Exercise description: Put every line of the records below into a Markdown table with the columns "Row" and "Line", numbering each row and skipping blank lines. Leave the pictures out.

Data extracted from a collection
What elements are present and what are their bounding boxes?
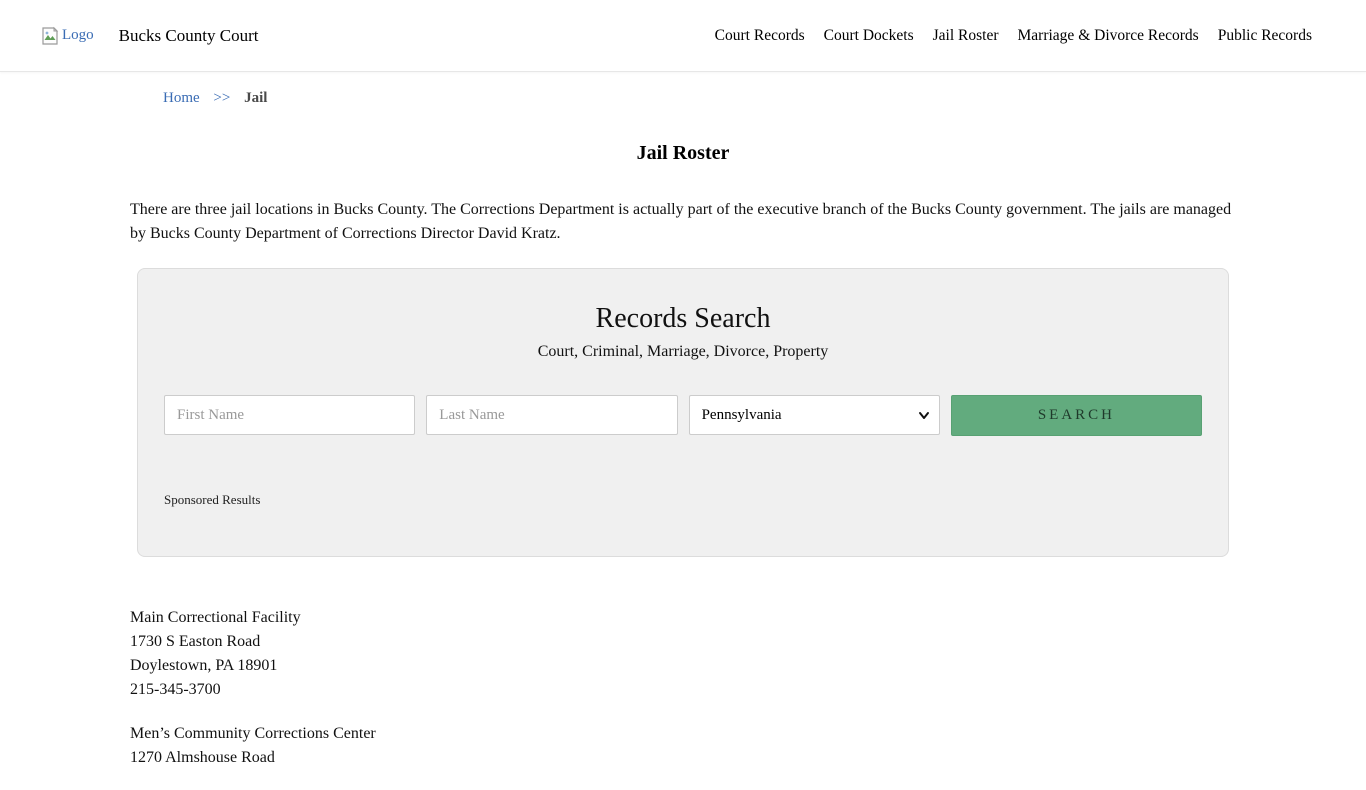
intro-paragraph: There are three jail locations in Bucks … xyxy=(130,201,1232,242)
last-name-input[interactable] xyxy=(426,395,678,435)
breadcrumb-home-link[interactable]: Home xyxy=(163,90,200,106)
nav-jail-roster[interactable]: Jail Roster xyxy=(933,27,999,45)
records-search-subtitle: Court, Criminal, Marriage, Divorce, Prop… xyxy=(537,343,829,360)
nav-public-records[interactable]: Public Records xyxy=(1218,27,1312,45)
nav-court-records[interactable]: Court Records xyxy=(715,27,805,45)
state-select[interactable]: Pennsylvania xyxy=(688,395,940,435)
state-select-wrap: Pennsylvania xyxy=(688,395,940,436)
records-search-panel: Records Search Court, Criminal, Marriage… xyxy=(137,268,1229,557)
records-search-title: Records Search xyxy=(595,303,771,334)
search-button[interactable]: SEARCH xyxy=(950,395,1203,436)
jail-locations: Main Correctional Facility 1730 S Easton… xyxy=(130,606,1236,770)
sponsored-results-label: Sponsored Results xyxy=(164,492,261,507)
location-street: 1730 S Easton Road xyxy=(130,633,261,650)
broken-logo-image: Logo xyxy=(40,26,94,46)
location-main-correctional-facility: Main Correctional Facility 1730 S Easton… xyxy=(130,606,1236,702)
site-title: Bucks County Court xyxy=(118,25,259,45)
location-city-state-zip: Doylestown, PA 18901 xyxy=(130,657,278,674)
nav-court-dockets[interactable]: Court Dockets xyxy=(824,27,914,45)
page-content: Home >> Jail Jail Roster There are three… xyxy=(130,90,1236,770)
page-title: Jail Roster xyxy=(636,142,730,164)
brand: Logo Bucks County Court xyxy=(40,26,258,46)
location-street: 1270 Almshouse Road xyxy=(130,749,275,766)
header: Logo Bucks County Court Court Records Co… xyxy=(0,0,1366,72)
breadcrumb: Home >> Jail xyxy=(163,90,1236,107)
broken-image-icon xyxy=(40,26,62,46)
logo-alt-text[interactable]: Logo xyxy=(62,27,94,44)
search-form-row: Pennsylvania SEARCH xyxy=(164,395,1203,436)
breadcrumb-current: Jail xyxy=(244,90,268,106)
nav-marriage-divorce-records[interactable]: Marriage & Divorce Records xyxy=(1018,27,1199,45)
location-mens-community-corrections-center: Men’s Community Corrections Center 1270 … xyxy=(130,722,1236,770)
main-nav: Court Records Court Dockets Jail Roster … xyxy=(715,27,1312,45)
location-name: Men’s Community Corrections Center xyxy=(130,725,376,742)
breadcrumb-separator: >> xyxy=(213,90,231,106)
location-phone: 215-345-3700 xyxy=(130,681,221,698)
location-name: Main Correctional Facility xyxy=(130,609,301,626)
first-name-input[interactable] xyxy=(164,395,416,435)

Task response:
| Row | Line |
|---|---|
| 1 | What elements are present and what are their bounding boxes? |
| 2 | intro-paragraph: There are three jail locations in Bucks … xyxy=(130,201,1232,242) |
| 3 | last-name-input[interactable] xyxy=(426,395,678,435) |
| 4 | breadcrumb-home-link[interactable]: Home xyxy=(163,90,200,106) |
| 5 | nav-jail-roster[interactable]: Jail Roster xyxy=(933,27,999,45) |
| 6 | records-search-subtitle: Court, Criminal, Marriage, Divorce, Prop… xyxy=(537,343,829,360) |
| 7 | nav-public-records[interactable]: Public Records xyxy=(1218,27,1312,45) |
| 8 | nav-court-records[interactable]: Court Records xyxy=(715,27,805,45) |
| 9 | state-select[interactable]: Pennsylvania xyxy=(688,395,940,435) |
| 10 | state-select-wrap: Pennsylvania xyxy=(688,395,940,436) |
| 11 | records-search-panel: Records Search Court, Criminal, Marriage… xyxy=(137,268,1229,557) |
| 12 | records-search-title: Records Search xyxy=(595,303,771,334) |
| 13 | search-button[interactable]: SEARCH xyxy=(950,395,1203,436) |
| 14 | jail-locations: Main Correctional Facility 1730 S Easton… xyxy=(130,606,1236,770) |
| 15 | sponsored-results-label: Sponsored Results xyxy=(164,492,261,507) |
| 16 | location-street: 1730 S Easton Road xyxy=(130,633,261,650) |
| 17 | broken-logo-image: Logo xyxy=(40,26,94,46) |
| 18 | location-main-correctional-facility: Main Correctional Facility 1730 S Easton… xyxy=(130,606,1236,702) |
| 19 | site-title: Bucks County Court xyxy=(118,25,259,45) |
| 20 | location-city-state-zip: Doylestown, PA 18901 xyxy=(130,657,278,674) |
| 21 | nav-court-dockets[interactable]: Court Dockets xyxy=(824,27,914,45) |
| 22 | page-content: Home >> Jail Jail Roster There are three… xyxy=(130,90,1236,770) |
| 23 | page-title: Jail Roster xyxy=(636,142,730,164) |
| 24 | brand: Logo Bucks County Court xyxy=(40,26,258,46) |
| 25 | location-street: 1270 Almshouse Road xyxy=(130,749,275,766) |
| 26 | header: Logo Bucks County Court Court Records Co… xyxy=(0,0,1366,72) |
| 27 | breadcrumb: Home >> Jail xyxy=(163,90,1236,107) |
| 28 | broken-image-icon xyxy=(40,26,62,46) |
| 29 | logo-alt-text[interactable]: Logo xyxy=(62,27,94,44) |
| 30 | search-form-row: Pennsylvania SEARCH xyxy=(164,395,1203,436) |
| 31 | breadcrumb-current: Jail xyxy=(244,90,268,106) |
| 32 | nav-marriage-divorce-records[interactable]: Marriage & Divorce Records xyxy=(1018,27,1199,45) |
| 33 | location-mens-community-corrections-center: Men’s Community Corrections Center 1270 … xyxy=(130,722,1236,770) |
| 34 | main-nav: Court Records Court Dockets Jail Roster … xyxy=(715,27,1312,45) |
| 35 | location-name: Men’s Community Corrections Center xyxy=(130,725,376,742) |
| 36 | breadcrumb-separator: >> xyxy=(213,90,231,106) |
| 37 | location-phone: 215-345-3700 xyxy=(130,681,221,698) |
| 38 | location-name: Main Correctional Facility xyxy=(130,609,301,626) |
| 39 | first-name-input[interactable] xyxy=(164,395,416,435) |